— Start Given entries —
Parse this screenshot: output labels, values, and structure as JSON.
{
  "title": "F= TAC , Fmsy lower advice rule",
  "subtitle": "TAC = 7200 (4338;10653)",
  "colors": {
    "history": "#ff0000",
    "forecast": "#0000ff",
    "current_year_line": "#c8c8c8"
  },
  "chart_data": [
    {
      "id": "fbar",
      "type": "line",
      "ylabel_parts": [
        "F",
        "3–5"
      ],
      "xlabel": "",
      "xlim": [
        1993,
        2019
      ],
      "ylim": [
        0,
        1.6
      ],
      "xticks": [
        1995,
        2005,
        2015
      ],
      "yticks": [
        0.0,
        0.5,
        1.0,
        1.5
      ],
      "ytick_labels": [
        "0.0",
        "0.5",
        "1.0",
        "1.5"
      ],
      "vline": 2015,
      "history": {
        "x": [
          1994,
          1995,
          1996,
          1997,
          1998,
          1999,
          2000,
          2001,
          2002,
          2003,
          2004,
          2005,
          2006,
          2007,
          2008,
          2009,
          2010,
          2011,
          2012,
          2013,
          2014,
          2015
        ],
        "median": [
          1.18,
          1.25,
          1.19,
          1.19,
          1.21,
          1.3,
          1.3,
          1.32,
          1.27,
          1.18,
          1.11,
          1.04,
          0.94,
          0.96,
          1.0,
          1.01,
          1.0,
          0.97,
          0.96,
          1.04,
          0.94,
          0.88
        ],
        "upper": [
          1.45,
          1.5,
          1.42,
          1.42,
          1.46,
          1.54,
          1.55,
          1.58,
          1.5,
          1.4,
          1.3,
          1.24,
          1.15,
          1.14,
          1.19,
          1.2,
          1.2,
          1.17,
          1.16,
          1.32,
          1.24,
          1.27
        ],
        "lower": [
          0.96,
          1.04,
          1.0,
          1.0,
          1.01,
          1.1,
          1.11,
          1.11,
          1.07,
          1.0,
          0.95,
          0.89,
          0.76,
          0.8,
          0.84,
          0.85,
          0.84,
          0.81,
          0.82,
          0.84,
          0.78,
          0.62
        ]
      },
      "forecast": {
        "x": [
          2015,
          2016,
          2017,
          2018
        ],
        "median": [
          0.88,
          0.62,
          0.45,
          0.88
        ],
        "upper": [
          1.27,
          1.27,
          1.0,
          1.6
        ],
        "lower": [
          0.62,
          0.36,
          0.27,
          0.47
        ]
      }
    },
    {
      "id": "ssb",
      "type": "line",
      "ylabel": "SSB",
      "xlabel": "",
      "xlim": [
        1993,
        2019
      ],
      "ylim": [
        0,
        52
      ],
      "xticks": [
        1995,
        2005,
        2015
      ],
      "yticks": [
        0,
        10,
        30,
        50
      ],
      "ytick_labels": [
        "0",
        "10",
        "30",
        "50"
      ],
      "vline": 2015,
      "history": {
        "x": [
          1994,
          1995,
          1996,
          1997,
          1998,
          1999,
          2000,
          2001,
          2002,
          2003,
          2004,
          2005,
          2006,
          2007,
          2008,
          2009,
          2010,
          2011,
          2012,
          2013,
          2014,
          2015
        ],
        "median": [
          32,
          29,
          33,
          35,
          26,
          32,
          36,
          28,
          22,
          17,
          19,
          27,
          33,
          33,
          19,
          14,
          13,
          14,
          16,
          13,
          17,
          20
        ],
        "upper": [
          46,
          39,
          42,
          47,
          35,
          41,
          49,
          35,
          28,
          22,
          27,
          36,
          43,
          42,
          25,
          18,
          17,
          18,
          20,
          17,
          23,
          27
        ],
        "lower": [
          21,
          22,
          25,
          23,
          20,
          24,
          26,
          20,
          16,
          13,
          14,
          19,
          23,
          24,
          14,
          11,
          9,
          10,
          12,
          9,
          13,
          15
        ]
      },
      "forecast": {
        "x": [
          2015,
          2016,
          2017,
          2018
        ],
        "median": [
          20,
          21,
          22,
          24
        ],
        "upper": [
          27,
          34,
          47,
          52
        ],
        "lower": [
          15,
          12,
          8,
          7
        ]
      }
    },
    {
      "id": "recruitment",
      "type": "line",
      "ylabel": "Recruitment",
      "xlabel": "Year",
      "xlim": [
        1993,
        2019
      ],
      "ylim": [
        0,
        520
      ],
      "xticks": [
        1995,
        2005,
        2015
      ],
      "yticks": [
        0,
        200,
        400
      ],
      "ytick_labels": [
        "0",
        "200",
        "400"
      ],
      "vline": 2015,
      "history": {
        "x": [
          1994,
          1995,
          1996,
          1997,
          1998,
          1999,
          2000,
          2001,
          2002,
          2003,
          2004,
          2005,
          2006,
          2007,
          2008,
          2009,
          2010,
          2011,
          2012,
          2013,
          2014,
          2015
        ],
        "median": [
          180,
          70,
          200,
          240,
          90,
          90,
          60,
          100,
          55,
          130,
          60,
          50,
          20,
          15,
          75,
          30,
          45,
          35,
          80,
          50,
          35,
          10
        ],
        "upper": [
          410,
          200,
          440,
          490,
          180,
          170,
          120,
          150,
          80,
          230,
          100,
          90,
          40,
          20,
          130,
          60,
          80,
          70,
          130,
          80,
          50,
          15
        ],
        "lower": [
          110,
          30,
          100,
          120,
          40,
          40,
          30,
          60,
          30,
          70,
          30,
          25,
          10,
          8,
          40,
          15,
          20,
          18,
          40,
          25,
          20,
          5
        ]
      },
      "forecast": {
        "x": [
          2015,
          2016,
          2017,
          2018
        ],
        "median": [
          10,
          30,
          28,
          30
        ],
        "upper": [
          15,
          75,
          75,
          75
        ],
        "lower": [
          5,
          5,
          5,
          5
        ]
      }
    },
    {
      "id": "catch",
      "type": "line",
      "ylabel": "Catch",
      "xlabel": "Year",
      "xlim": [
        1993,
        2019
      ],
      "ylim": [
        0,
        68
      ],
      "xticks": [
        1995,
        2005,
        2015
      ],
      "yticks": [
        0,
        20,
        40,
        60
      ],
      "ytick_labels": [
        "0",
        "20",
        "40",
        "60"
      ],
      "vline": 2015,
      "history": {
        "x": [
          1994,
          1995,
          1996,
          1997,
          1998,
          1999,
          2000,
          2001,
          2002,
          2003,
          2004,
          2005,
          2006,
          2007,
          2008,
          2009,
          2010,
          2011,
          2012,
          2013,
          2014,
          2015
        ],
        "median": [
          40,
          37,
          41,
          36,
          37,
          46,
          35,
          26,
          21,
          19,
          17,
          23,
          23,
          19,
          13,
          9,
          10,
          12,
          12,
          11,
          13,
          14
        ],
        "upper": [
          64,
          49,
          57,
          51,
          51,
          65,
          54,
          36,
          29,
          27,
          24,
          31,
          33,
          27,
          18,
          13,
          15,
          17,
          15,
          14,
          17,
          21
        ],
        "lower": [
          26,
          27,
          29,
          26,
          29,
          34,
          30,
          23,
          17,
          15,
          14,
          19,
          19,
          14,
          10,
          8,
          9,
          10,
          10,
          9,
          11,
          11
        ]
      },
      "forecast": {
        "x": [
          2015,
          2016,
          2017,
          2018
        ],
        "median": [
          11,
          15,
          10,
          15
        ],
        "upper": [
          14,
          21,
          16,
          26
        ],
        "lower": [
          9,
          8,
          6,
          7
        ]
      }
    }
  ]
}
— End Given entries —
» Task instructions:
All of the lines above must be returned exactly.

» Finished exercise:
Parse this screenshot: output labels, values, and structure as JSON.
{
  "title": "F= TAC , Fmsy lower advice rule",
  "subtitle": "TAC = 7200 (4338;10653)",
  "colors": {
    "history": "#ff0000",
    "forecast": "#0000ff",
    "current_year_line": "#c8c8c8"
  },
  "chart_data": [
    {
      "id": "fbar",
      "type": "line",
      "ylabel_parts": [
        "F",
        "3–5"
      ],
      "xlabel": "",
      "xlim": [
        1993,
        2019
      ],
      "ylim": [
        0,
        1.6
      ],
      "xticks": [
        1995,
        2005,
        2015
      ],
      "yticks": [
        0.0,
        0.5,
        1.0,
        1.5
      ],
      "ytick_labels": [
        "0.0",
        "0.5",
        "1.0",
        "1.5"
      ],
      "vline": 2015,
      "history": {
        "x": [
          1994,
          1995,
          1996,
          1997,
          1998,
          1999,
          2000,
          2001,
          2002,
          2003,
          2004,
          2005,
          2006,
          2007,
          2008,
          2009,
          2010,
          2011,
          2012,
          2013,
          2014,
          2015
        ],
        "median": [
          1.18,
          1.25,
          1.19,
          1.19,
          1.21,
          1.3,
          1.3,
          1.32,
          1.27,
          1.18,
          1.11,
          1.04,
          0.94,
          0.96,
          1.0,
          1.01,
          1.0,
          0.97,
          0.96,
          1.04,
          0.94,
          0.88
        ],
        "upper": [
          1.45,
          1.5,
          1.42,
          1.42,
          1.46,
          1.54,
          1.55,
          1.58,
          1.5,
          1.4,
          1.3,
          1.24,
          1.15,
          1.14,
          1.19,
          1.2,
          1.2,
          1.17,
          1.16,
          1.32,
          1.24,
          1.27
        ],
        "lower": [
          0.96,
          1.04,
          1.0,
          1.0,
          1.01,
          1.1,
          1.11,
          1.11,
          1.07,
          1.0,
          0.95,
          0.89,
          0.76,
          0.8,
          0.84,
          0.85,
          0.84,
          0.81,
          0.82,
          0.84,
          0.78,
          0.62
        ]
      },
      "forecast": {
        "x": [
          2015,
          2016,
          2017,
          2018
        ],
        "median": [
          0.88,
          0.62,
          0.45,
          0.88
        ],
        "upper": [
          1.27,
          1.27,
          1.0,
          1.6
        ],
        "lower": [
          0.62,
          0.36,
          0.27,
          0.47
        ]
      }
    },
    {
      "id": "ssb",
      "type": "line",
      "ylabel": "SSB",
      "xlabel": "",
      "xlim": [
        1993,
        2019
      ],
      "ylim": [
        0,
        52
      ],
      "xticks": [
        1995,
        2005,
        2015
      ],
      "yticks": [
        0,
        10,
        30,
        50
      ],
      "ytick_labels": [
        "0",
        "10",
        "30",
        "50"
      ],
      "vline": 2015,
      "history": {
        "x": [
          1994,
          1995,
          1996,
          1997,
          1998,
          1999,
          2000,
          2001,
          2002,
          2003,
          2004,
          2005,
          2006,
          2007,
          2008,
          2009,
          2010,
          2011,
          2012,
          2013,
          2014,
          2015
        ],
        "median": [
          32,
          29,
          33,
          35,
          26,
          32,
          36,
          28,
          22,
          17,
          19,
          27,
          33,
          33,
          19,
          14,
          13,
          14,
          16,
          13,
          17,
          20
        ],
        "upper": [
          46,
          39,
          42,
          47,
          35,
          41,
          49,
          35,
          28,
          22,
          27,
          36,
          43,
          42,
          25,
          18,
          17,
          18,
          20,
          17,
          23,
          27
        ],
        "lower": [
          21,
          22,
          25,
          23,
          20,
          24,
          26,
          20,
          16,
          13,
          14,
          19,
          23,
          24,
          14,
          11,
          9,
          10,
          12,
          9,
          13,
          15
        ]
      },
      "forecast": {
        "x": [
          2015,
          2016,
          2017,
          2018
        ],
        "median": [
          20,
          21,
          22,
          24
        ],
        "upper": [
          27,
          34,
          47,
          52
        ],
        "lower": [
          15,
          12,
          8,
          7
        ]
      }
    },
    {
      "id": "recruitment",
      "type": "line",
      "ylabel": "Recruitment",
      "xlabel": "Year",
      "xlim": [
        1993,
        2019
      ],
      "ylim": [
        0,
        520
      ],
      "xticks": [
        1995,
        2005,
        2015
      ],
      "yticks": [
        0,
        200,
        400
      ],
      "ytick_labels": [
        "0",
        "200",
        "400"
      ],
      "vline": 2015,
      "history": {
        "x": [
          1994,
          1995,
          1996,
          1997,
          1998,
          1999,
          2000,
          2001,
          2002,
          2003,
          2004,
          2005,
          2006,
          2007,
          2008,
          2009,
          2010,
          2011,
          2012,
          2013,
          2014,
          2015
        ],
        "median": [
          180,
          70,
          200,
          240,
          90,
          90,
          60,
          100,
          55,
          130,
          60,
          50,
          20,
          15,
          75,
          30,
          45,
          35,
          80,
          50,
          35,
          10
        ],
        "upper": [
          410,
          200,
          440,
          490,
          180,
          170,
          120,
          150,
          80,
          230,
          100,
          90,
          40,
          20,
          130,
          60,
          80,
          70,
          130,
          80,
          50,
          15
        ],
        "lower": [
          110,
          30,
          100,
          120,
          40,
          40,
          30,
          60,
          30,
          70,
          30,
          25,
          10,
          8,
          40,
          15,
          20,
          18,
          40,
          25,
          20,
          5
        ]
      },
      "forecast": {
        "x": [
          2015,
          2016,
          2017,
          2018
        ],
        "median": [
          10,
          30,
          28,
          30
        ],
        "upper": [
          15,
          75,
          75,
          75
        ],
        "lower": [
          5,
          5,
          5,
          5
        ]
      }
    },
    {
      "id": "catch",
      "type": "line",
      "ylabel": "Catch",
      "xlabel": "Year",
      "xlim": [
        1993,
        2019
      ],
      "ylim": [
        0,
        68
      ],
      "xticks": [
        1995,
        2005,
        2015
      ],
      "yticks": [
        0,
        20,
        40,
        60
      ],
      "ytick_labels": [
        "0",
        "20",
        "40",
        "60"
      ],
      "vline": 2015,
      "history": {
        "x": [
          1994,
          1995,
          1996,
          1997,
          1998,
          1999,
          2000,
          2001,
          2002,
          2003,
          2004,
          2005,
          2006,
          2007,
          2008,
          2009,
          2010,
          2011,
          2012,
          2013,
          2014,
          2015
        ],
        "median": [
          40,
          37,
          41,
          36,
          37,
          46,
          35,
          26,
          21,
          19,
          17,
          23,
          23,
          19,
          13,
          9,
          10,
          12,
          12,
          11,
          13,
          14
        ],
        "upper": [
          64,
          49,
          57,
          51,
          51,
          65,
          54,
          36,
          29,
          27,
          24,
          31,
          33,
          27,
          18,
          13,
          15,
          17,
          15,
          14,
          17,
          21
        ],
        "lower": [
          26,
          27,
          29,
          26,
          29,
          34,
          30,
          23,
          17,
          15,
          14,
          19,
          19,
          14,
          10,
          8,
          9,
          10,
          10,
          9,
          11,
          11
        ]
      },
      "forecast": {
        "x": [
          2015,
          2016,
          2017,
          2018
        ],
        "median": [
          11,
          15,
          10,
          15
        ],
        "upper": [
          14,
          21,
          16,
          26
        ],
        "lower": [
          9,
          8,
          6,
          7
        ]
      }
    }
  ]
}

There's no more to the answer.